St Augustine's Girls' School magazine was published annually from 1925 to at least 1930. Each issue provided a review of the previous year in school by the headmistress, the names of head girls and teaching staff, lists of sporting achievements, debating topics, school outings and examples of the girls' creative writing.
The first issue, published in 1925, had a foreword by the Norfolk writer Lilias Rider Haggard, daughter of the novelist Sir Henry Rider Haggard, author of King Solomon's Mines. She wrote:
I have been asked to write a foreword to your first Magazine. I wish every success to it and its Mother, St. Augustine's School. I hope this number may be the first of many and that the Magazine may prove a true bond of interest between pupils and mistresses - a record of work and play, events happy and sad, and the thoughts and aspirations of many of you; that is the real vocation of a school magazine. I was impressed by your motto - "All my Ideals are fashioning me." An Ideal is not a thing you can see or touch - nor buy with money - yet it is a precious possession, a great aim in your life, which leads you alwys onwards - to better and higher things. All the women in the world's history who have done noble things, have had great Ideals, and have achieved the work of their lives through them. Joan of Arc who strove to rid her beloved France of her enemies and set her high above war, suffereing, and poverty, Florence Nightingale who worked under terrible conditions nursing the wounded soldiers, and the heroines of your own particular county, Elizabeth Fry and Nurse Cavell. Ideals never fail you. Success. Possessions, Riches, all looking so wonderful, may, as you grow older, turn to dust in your hands. The girl who strives unswervingly to live up to an Ideal, will always have that inner happiness which comes from the knowledge she has always done her best, than which no one can do more.

__Work to do__. Could you transcribe the whole school magazine passage above, word for word?

__Provided data__.
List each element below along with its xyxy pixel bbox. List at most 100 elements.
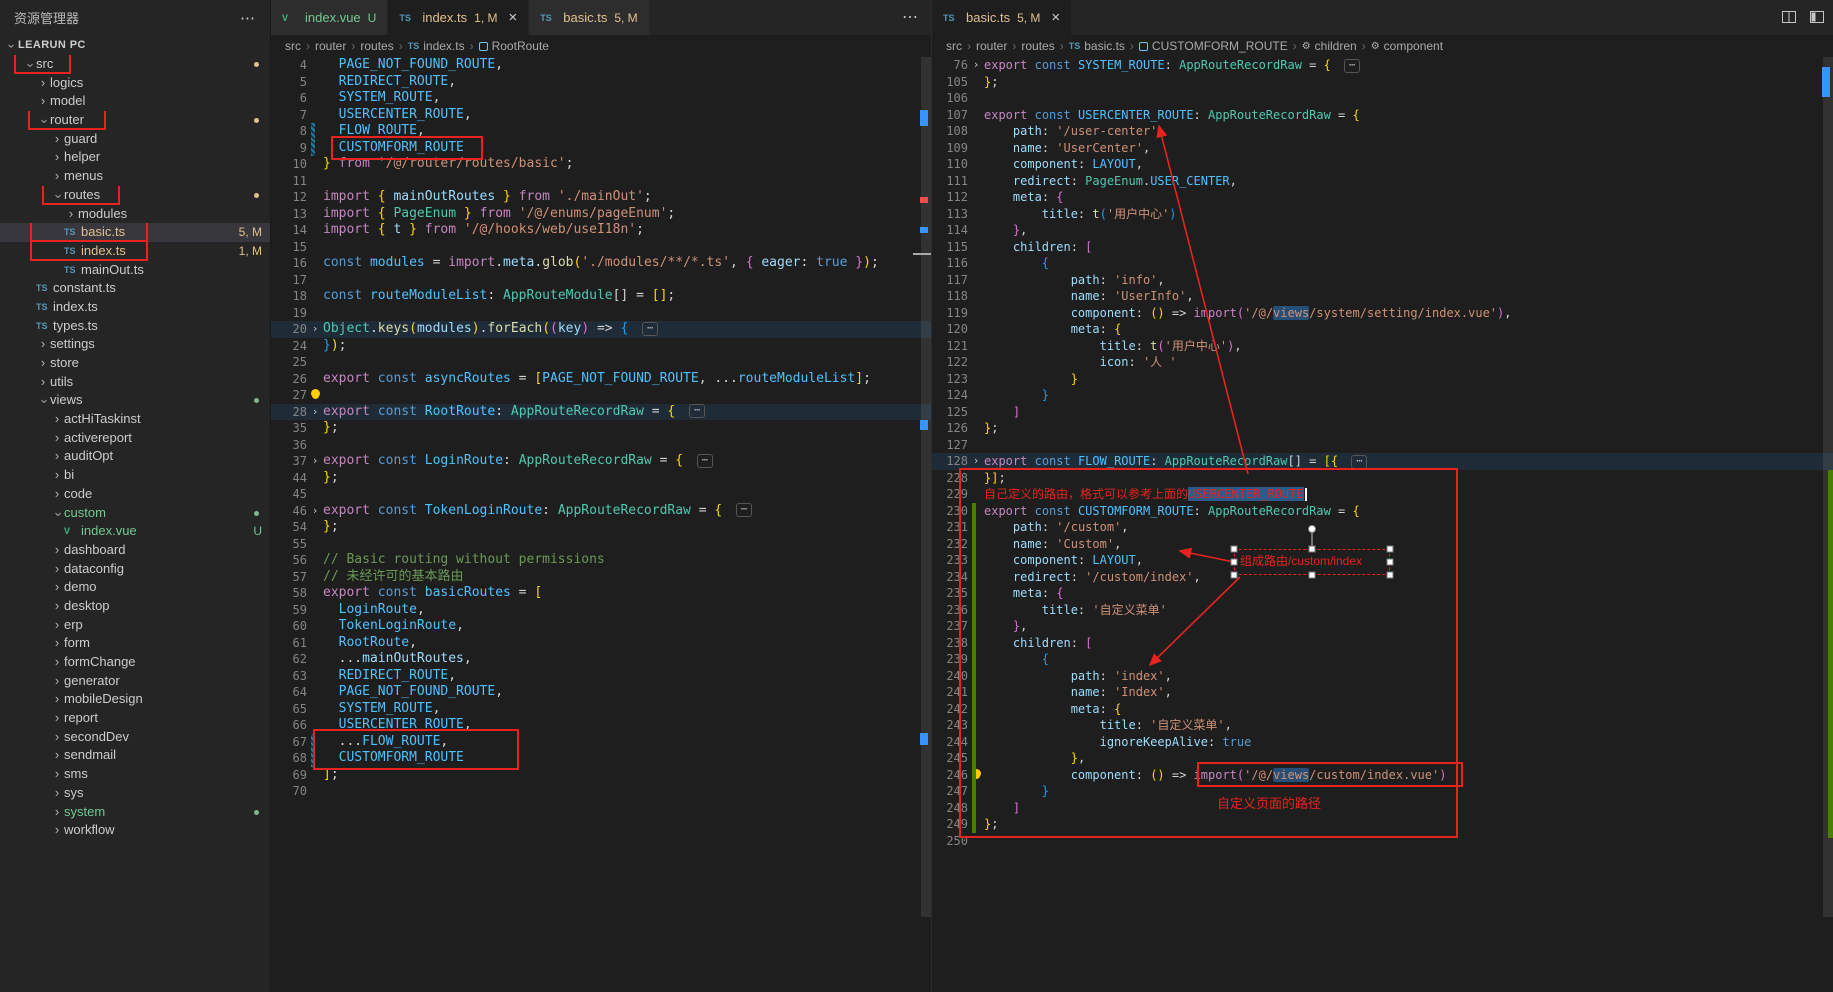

__The solution__.
St Augustine's Girls' School magazine was published annually from 1925 to at least 1930. Each issue provided a review of the previous year in school by the headmistress, the names of head girls and teaching staff, lists of sporting achievements, debating topics, school outings and examples of the girls' creative writing.
The first issue, published in 1925, had a foreword by the Norfolk writer Lilias Rider Haggard, daughter of the novelist Sir Henry Rider Haggard, author of King Solomon's Mines. She wrote:
I have been asked to write a foreword to your first Magazine. I wish every success to it and its Mother, St. Augustine's School. I hope this number may be the first of many and that the Magazine may prove a true bond of interest between pupils and mistresses - a record of work and play, events happy and sad, and the thoughts and aspirations of many of you; that is the real vocation of a school magazine. I was impressed by your motto - "All my Ideals are fashioning me." An Ideal is not a thing you can see or touch - nor buy with money - yet it is a precious possession, a great aim in your life, which leads you alwys onwards - to better and higher things. All the women in the world's history who have done noble things, have had great Ideals, and have achieved the work of their lives through them. Joan of Arc who strove to rid her beloved France of her enemies and set her high above war, suffereing, and poverty, Florence Nightingale who worked under terrible conditions nursing the wounded soldiers, and the heroines of your own particular county, Elizabeth Fry and Nurse Cavell. Ideals never fail you. Success. Possessions, Riches, all looking so wonderful, may, as you grow older, turn to dust in your hands. The girl who strives unswervingly to live up to an Ideal, will always have that inner happiness which comes from the knowledge she has always done her best, than which no one can do more.